Instructions to follow: Pictures are not part of the copy; retype all the records below exactly.

Entries shown:
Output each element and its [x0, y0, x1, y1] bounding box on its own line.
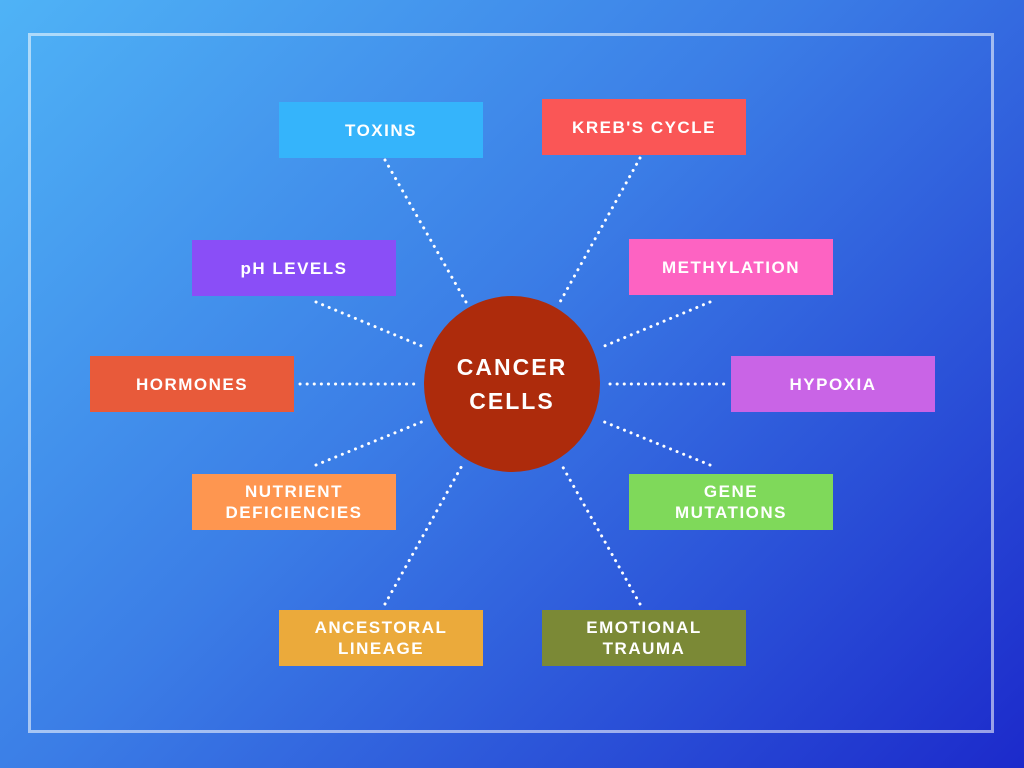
node-nutrient-deficiencies-line1: NUTRIENT: [245, 482, 343, 501]
connector-nutrient-deficiencies: [314, 419, 426, 467]
node-methylation-label: METHYLATION: [661, 257, 800, 277]
node-hormones-label: HORMONES: [135, 374, 249, 394]
node-gene-mutations-line2: MUTATIONS: [674, 503, 788, 522]
connector-ancestoral-lineage: [383, 460, 466, 606]
center-label-line2: CELLS: [469, 388, 555, 414]
node-ancestoral-lineage-line1: ANCESTORAL: [314, 618, 448, 637]
node-ancestoral-lineage: ANCESTORAL LINEAGE: [279, 610, 483, 666]
node-gene-mutations-line1: GENE: [703, 482, 759, 501]
node-ancestoral-lineage-label: ANCESTORAL LINEAGE: [315, 617, 448, 659]
node-emotional-trauma-line2: TRAUMA: [602, 639, 686, 658]
node-hypoxia-label: HYPOXIA: [789, 374, 877, 394]
connector-krebs-cycle: [558, 156, 642, 304]
node-gene-mutations: GENE MUTATIONS: [629, 474, 833, 530]
connector-toxins: [383, 158, 468, 304]
center-node-cancer-cells: CANCER CELLS: [424, 296, 600, 472]
node-emotional-trauma: EMOTIONAL TRAUMA: [542, 610, 746, 666]
node-hypoxia: HYPOXIA: [731, 356, 935, 412]
node-toxins-label: TOXINS: [345, 120, 417, 140]
connector-emotional-trauma: [558, 460, 642, 606]
node-ph-levels: pH LEVELS: [192, 240, 396, 296]
connector-ph-levels: [314, 300, 426, 349]
node-gene-mutations-label: GENE MUTATIONS: [675, 481, 787, 523]
node-ph-levels-label: pH LEVELS: [240, 258, 348, 278]
node-krebs-cycle: KREB'S CYCLE: [542, 99, 746, 155]
node-ancestoral-lineage-line2: LINEAGE: [337, 639, 425, 658]
center-label-line1: CANCER: [456, 354, 568, 380]
node-emotional-trauma-label: EMOTIONAL TRAUMA: [586, 617, 702, 659]
node-hormones: HORMONES: [90, 356, 294, 412]
node-nutrient-deficiencies: NUTRIENT DEFICIENCIES: [192, 474, 396, 530]
node-nutrient-deficiencies-line2: DEFICIENCIES: [225, 503, 363, 522]
node-krebs-cycle-label: KREB'S CYCLE: [572, 117, 716, 137]
diagram-frame: [28, 33, 994, 733]
connector-gene-mutations: [600, 419, 712, 467]
node-nutrient-deficiencies-label: NUTRIENT DEFICIENCIES: [225, 481, 362, 523]
node-emotional-trauma-line1: EMOTIONAL: [586, 618, 702, 637]
connector-methylation: [600, 300, 712, 349]
node-methylation: METHYLATION: [629, 239, 833, 295]
node-toxins: TOXINS: [279, 102, 483, 158]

The completed task:
Output each element and its [x0, y0, x1, y1] bounding box on its own line.
node-nutrient-deficiencies-line1: NUTRIENT: [245, 482, 343, 501]
connector-nutrient-deficiencies: [314, 419, 426, 467]
node-methylation-label: METHYLATION: [661, 257, 800, 277]
node-hormones-label: HORMONES: [135, 374, 249, 394]
node-gene-mutations-line2: MUTATIONS: [674, 503, 788, 522]
connector-ancestoral-lineage: [383, 460, 466, 606]
center-label-line2: CELLS: [469, 388, 555, 414]
node-ancestoral-lineage-line1: ANCESTORAL: [314, 618, 448, 637]
node-ancestoral-lineage: ANCESTORAL LINEAGE: [279, 610, 483, 666]
node-gene-mutations-line1: GENE: [703, 482, 759, 501]
node-ancestoral-lineage-label: ANCESTORAL LINEAGE: [315, 617, 448, 659]
node-emotional-trauma-line2: TRAUMA: [602, 639, 686, 658]
node-hypoxia-label: HYPOXIA: [789, 374, 877, 394]
connector-krebs-cycle: [558, 156, 642, 304]
node-gene-mutations: GENE MUTATIONS: [629, 474, 833, 530]
connector-toxins: [383, 158, 468, 304]
center-node-cancer-cells: CANCER CELLS: [424, 296, 600, 472]
node-emotional-trauma: EMOTIONAL TRAUMA: [542, 610, 746, 666]
node-hypoxia: HYPOXIA: [731, 356, 935, 412]
node-toxins-label: TOXINS: [345, 120, 417, 140]
connector-emotional-trauma: [558, 460, 642, 606]
node-ph-levels: pH LEVELS: [192, 240, 396, 296]
connector-ph-levels: [314, 300, 426, 349]
node-gene-mutations-label: GENE MUTATIONS: [675, 481, 787, 523]
node-ph-levels-label: pH LEVELS: [240, 258, 348, 278]
node-krebs-cycle: KREB'S CYCLE: [542, 99, 746, 155]
node-ancestoral-lineage-line2: LINEAGE: [337, 639, 425, 658]
center-label-line1: CANCER: [456, 354, 568, 380]
node-emotional-trauma-label: EMOTIONAL TRAUMA: [586, 617, 702, 659]
node-hormones: HORMONES: [90, 356, 294, 412]
node-nutrient-deficiencies: NUTRIENT DEFICIENCIES: [192, 474, 396, 530]
node-nutrient-deficiencies-line2: DEFICIENCIES: [225, 503, 363, 522]
node-krebs-cycle-label: KREB'S CYCLE: [572, 117, 716, 137]
diagram-frame: [28, 33, 994, 733]
connector-gene-mutations: [600, 419, 712, 467]
node-nutrient-deficiencies-label: NUTRIENT DEFICIENCIES: [225, 481, 362, 523]
node-emotional-trauma-line1: EMOTIONAL: [586, 618, 702, 637]
connector-methylation: [600, 300, 712, 349]
node-methylation: METHYLATION: [629, 239, 833, 295]
node-toxins: TOXINS: [279, 102, 483, 158]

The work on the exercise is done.